Write out the listing below exactly, and omit any images you find in it.
START Records supplied
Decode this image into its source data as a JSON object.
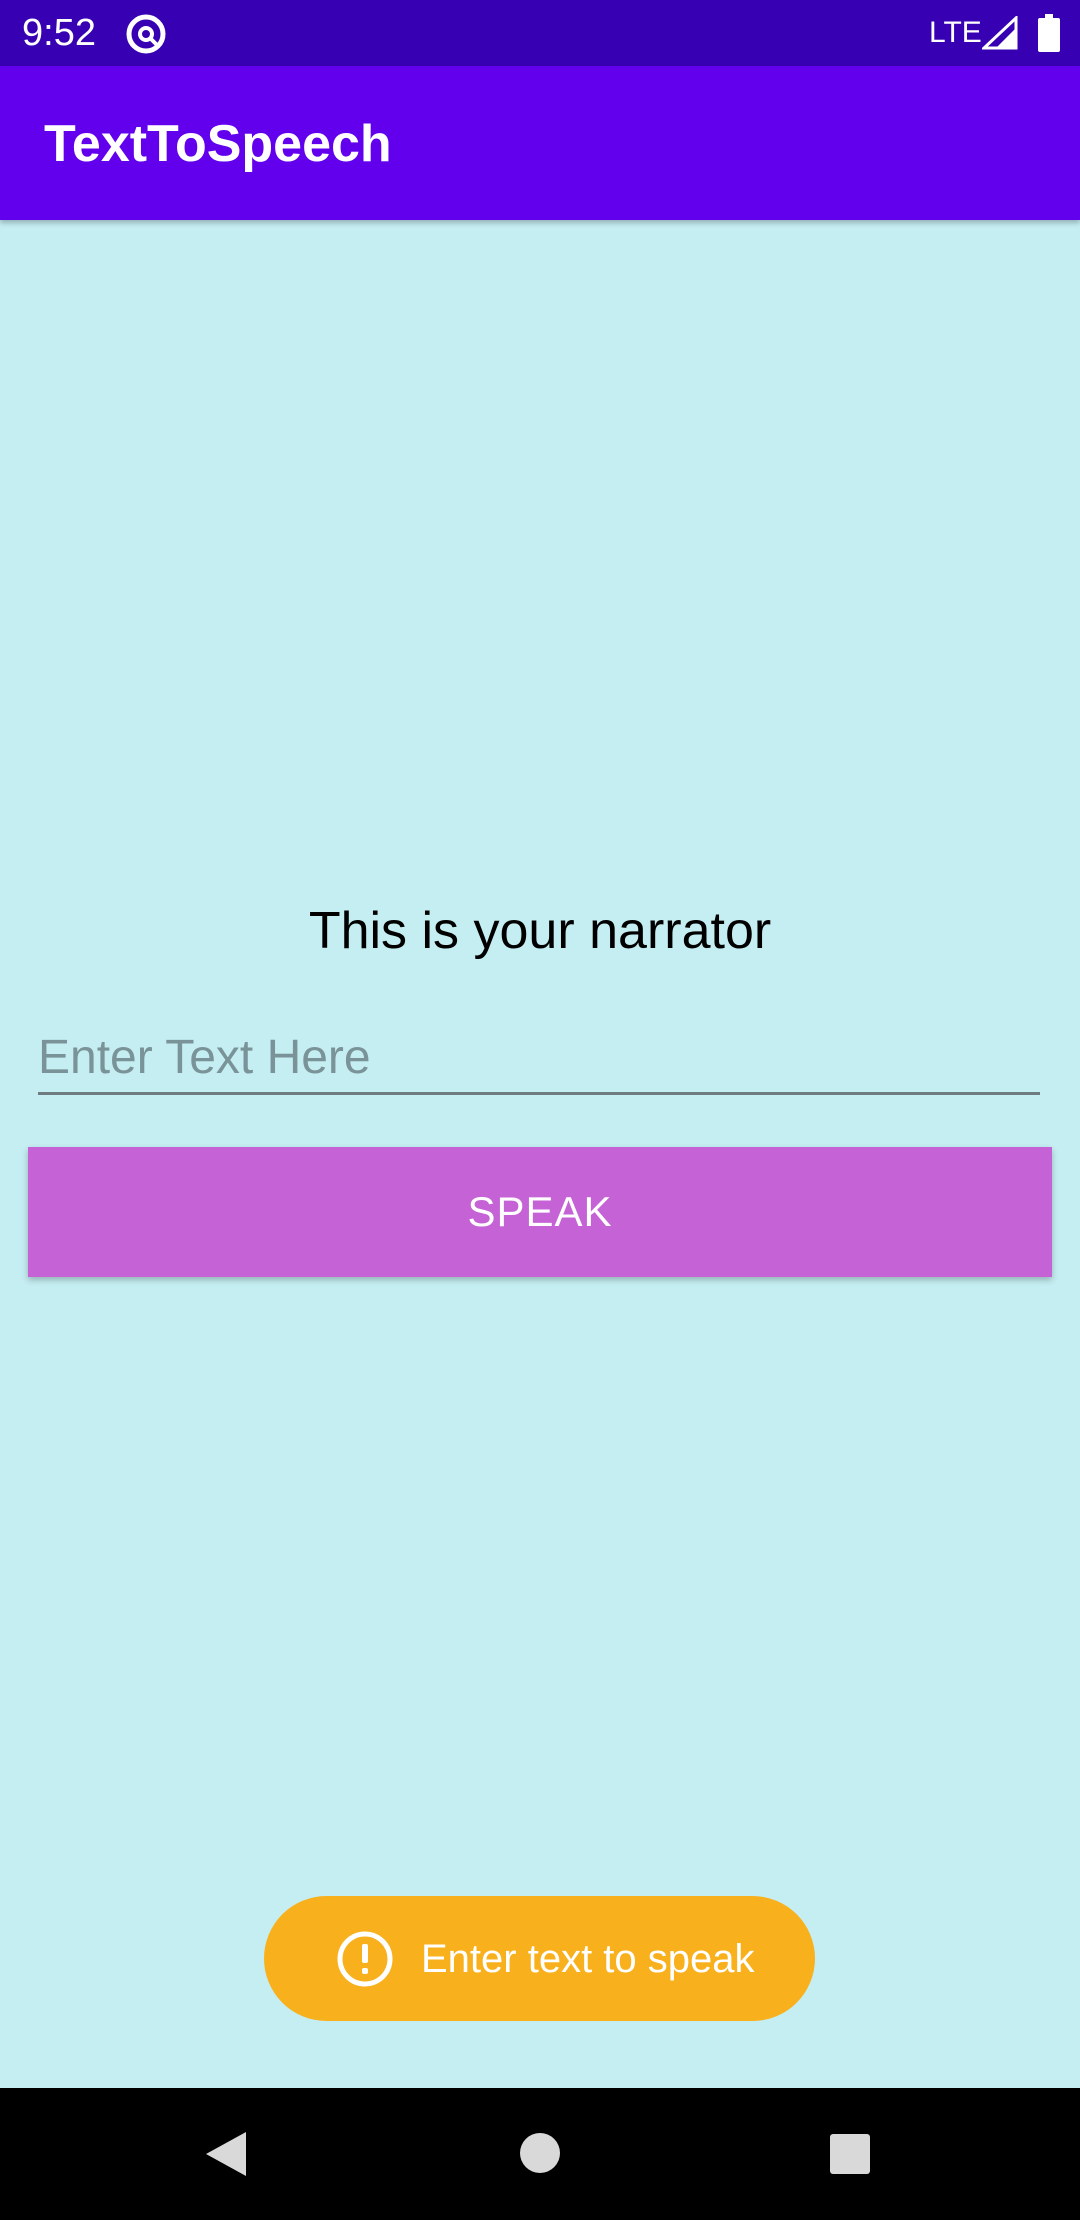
{
  "status_bar": {
    "time": "9:52",
    "network": "LTE",
    "icons": [
      "at-sign-icon",
      "signal-icon",
      "battery-icon"
    ]
  },
  "app_bar": {
    "title": "TextToSpeech"
  },
  "main": {
    "heading": "This is your narrator",
    "input": {
      "placeholder": "Enter Text Here",
      "value": ""
    },
    "speak_button_label": "SPEAK"
  },
  "toast": {
    "icon": "alert-circle-icon",
    "message": "Enter text to speak"
  },
  "nav_bar": {
    "icons": [
      "back-icon",
      "home-icon",
      "recents-icon"
    ]
  },
  "colors": {
    "status_bar": "#3700b3",
    "app_bar": "#6200ee",
    "background": "#c5eef2",
    "button": "#c462d6",
    "toast": "#f8b01c"
  }
}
END Records supplied
(Response to this exercise):
Decode this image into its source data as a JSON object.
{
  "status_bar": {
    "time": "9:52",
    "network": "LTE",
    "icons": [
      "at-sign-icon",
      "signal-icon",
      "battery-icon"
    ]
  },
  "app_bar": {
    "title": "TextToSpeech"
  },
  "main": {
    "heading": "This is your narrator",
    "input": {
      "placeholder": "Enter Text Here",
      "value": ""
    },
    "speak_button_label": "SPEAK"
  },
  "toast": {
    "icon": "alert-circle-icon",
    "message": "Enter text to speak"
  },
  "nav_bar": {
    "icons": [
      "back-icon",
      "home-icon",
      "recents-icon"
    ]
  },
  "colors": {
    "status_bar": "#3700b3",
    "app_bar": "#6200ee",
    "background": "#c5eef2",
    "button": "#c462d6",
    "toast": "#f8b01c"
  }
}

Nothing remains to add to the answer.